── GIVEN DATA ──
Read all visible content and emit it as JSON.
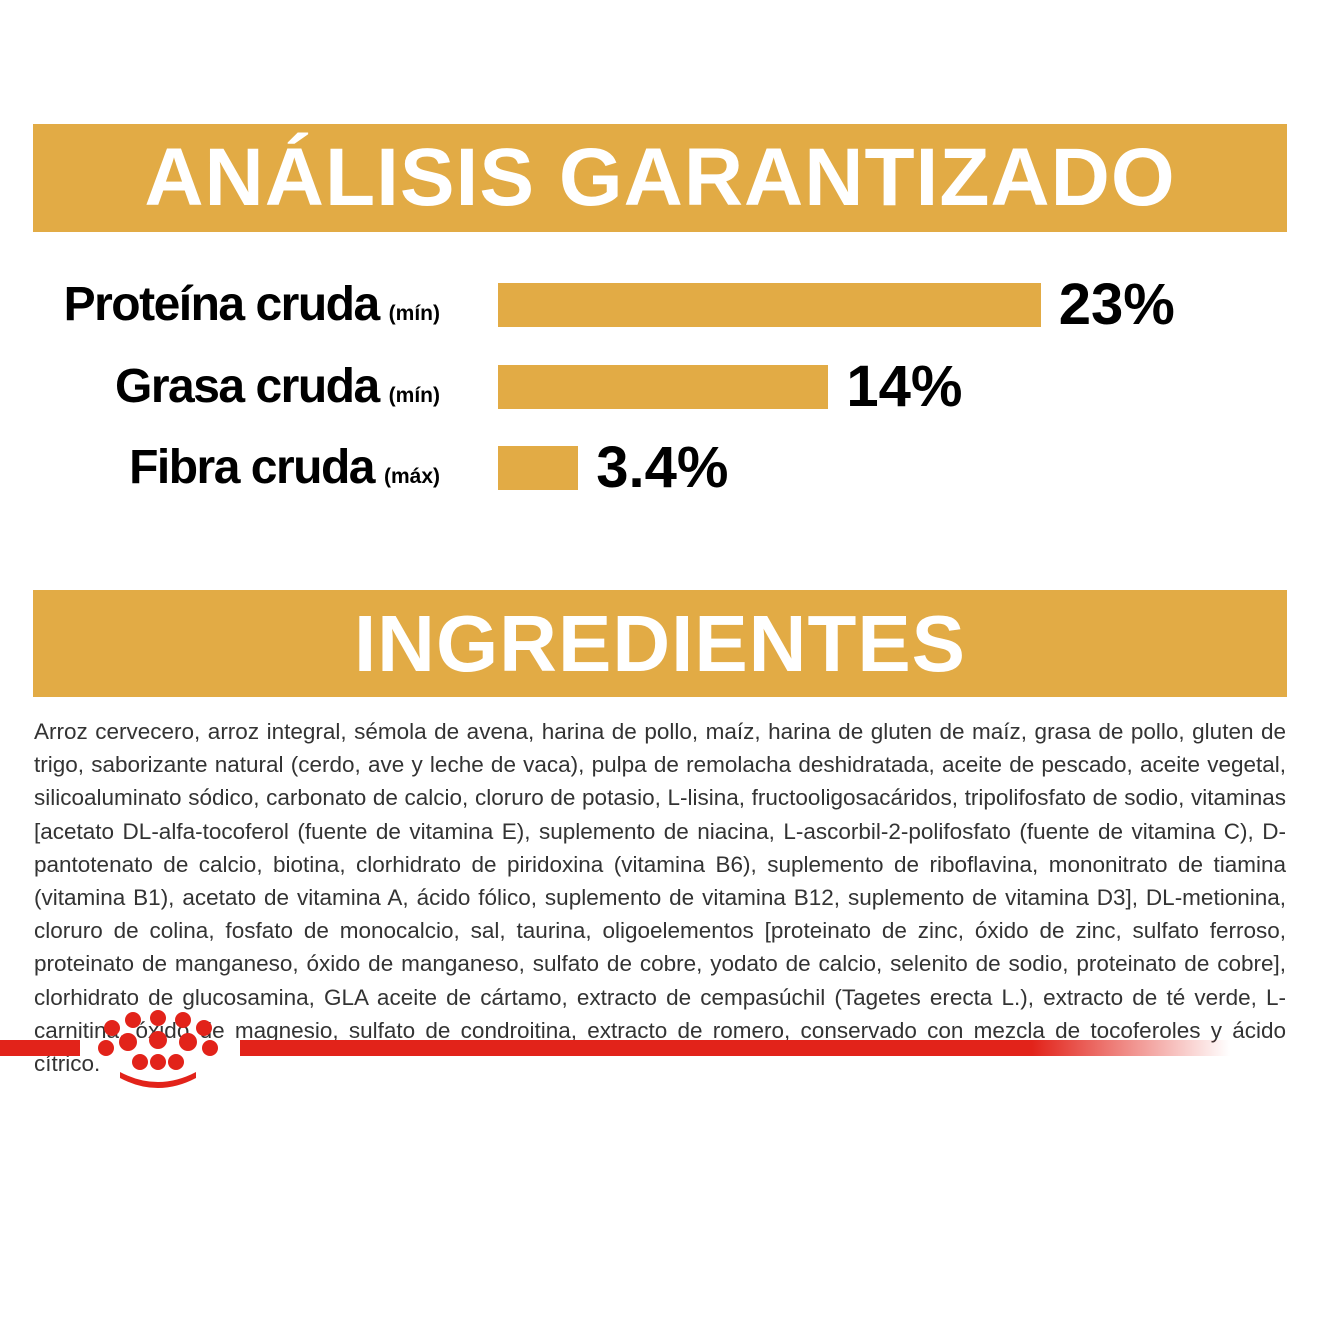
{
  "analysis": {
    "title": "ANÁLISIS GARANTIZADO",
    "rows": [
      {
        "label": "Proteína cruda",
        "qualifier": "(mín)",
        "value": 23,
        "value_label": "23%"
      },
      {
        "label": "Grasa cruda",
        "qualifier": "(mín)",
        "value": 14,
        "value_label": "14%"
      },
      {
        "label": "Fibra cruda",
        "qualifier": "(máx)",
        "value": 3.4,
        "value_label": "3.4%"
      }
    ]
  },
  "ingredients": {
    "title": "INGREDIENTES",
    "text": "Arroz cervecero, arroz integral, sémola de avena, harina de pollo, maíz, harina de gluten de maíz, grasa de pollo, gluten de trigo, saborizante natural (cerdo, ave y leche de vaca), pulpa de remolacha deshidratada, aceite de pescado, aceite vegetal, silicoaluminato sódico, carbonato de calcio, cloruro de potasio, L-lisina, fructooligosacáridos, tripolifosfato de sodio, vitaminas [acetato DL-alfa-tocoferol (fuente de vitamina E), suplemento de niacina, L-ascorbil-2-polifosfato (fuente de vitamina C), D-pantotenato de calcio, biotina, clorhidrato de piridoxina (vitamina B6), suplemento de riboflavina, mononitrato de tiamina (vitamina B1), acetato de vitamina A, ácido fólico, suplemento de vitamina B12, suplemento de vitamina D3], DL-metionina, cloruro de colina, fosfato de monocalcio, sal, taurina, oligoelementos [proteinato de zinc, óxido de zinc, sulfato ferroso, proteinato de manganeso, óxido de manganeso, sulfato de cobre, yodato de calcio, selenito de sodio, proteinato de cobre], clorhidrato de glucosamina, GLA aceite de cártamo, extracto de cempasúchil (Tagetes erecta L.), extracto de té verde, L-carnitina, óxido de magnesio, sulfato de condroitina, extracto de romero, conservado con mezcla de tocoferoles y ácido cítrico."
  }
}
───
## REQUIREMENT
Output the data above verbatim, pictures excluded.

## RESPONSE TO THIS TASK
Read all visible content and emit it as JSON.
{
  "analysis": {
    "title": "ANÁLISIS GARANTIZADO",
    "rows": [
      {
        "label": "Proteína cruda",
        "qualifier": "(mín)",
        "value": 23,
        "value_label": "23%"
      },
      {
        "label": "Grasa cruda",
        "qualifier": "(mín)",
        "value": 14,
        "value_label": "14%"
      },
      {
        "label": "Fibra cruda",
        "qualifier": "(máx)",
        "value": 3.4,
        "value_label": "3.4%"
      }
    ]
  },
  "ingredients": {
    "title": "INGREDIENTES",
    "text": "Arroz cervecero, arroz integral, sémola de avena, harina de pollo, maíz, harina de gluten de maíz, grasa de pollo, gluten de trigo, saborizante natural (cerdo, ave y leche de vaca), pulpa de remolacha deshidratada, aceite de pescado, aceite vegetal, silicoaluminato sódico, carbonato de calcio, cloruro de potasio, L-lisina, fructooligosacáridos, tripolifosfato de sodio, vitaminas [acetato DL-alfa-tocoferol (fuente de vitamina E), suplemento de niacina, L-ascorbil-2-polifosfato (fuente de vitamina C), D-pantotenato de calcio, biotina, clorhidrato de piridoxina (vitamina B6), suplemento de riboflavina, mononitrato de tiamina (vitamina B1), acetato de vitamina A, ácido fólico, suplemento de vitamina B12, suplemento de vitamina D3], DL-metionina, cloruro de colina, fosfato de monocalcio, sal, taurina, oligoelementos [proteinato de zinc, óxido de zinc, sulfato ferroso, proteinato de manganeso, óxido de manganeso, sulfato de cobre, yodato de calcio, selenito de sodio, proteinato de cobre], clorhidrato de glucosamina, GLA aceite de cártamo, extracto de cempasúchil (Tagetes erecta L.), extracto de té verde, L-carnitina, óxido de magnesio, sulfato de condroitina, extracto de romero, conservado con mezcla de tocoferoles y ácido cítrico."
  }
}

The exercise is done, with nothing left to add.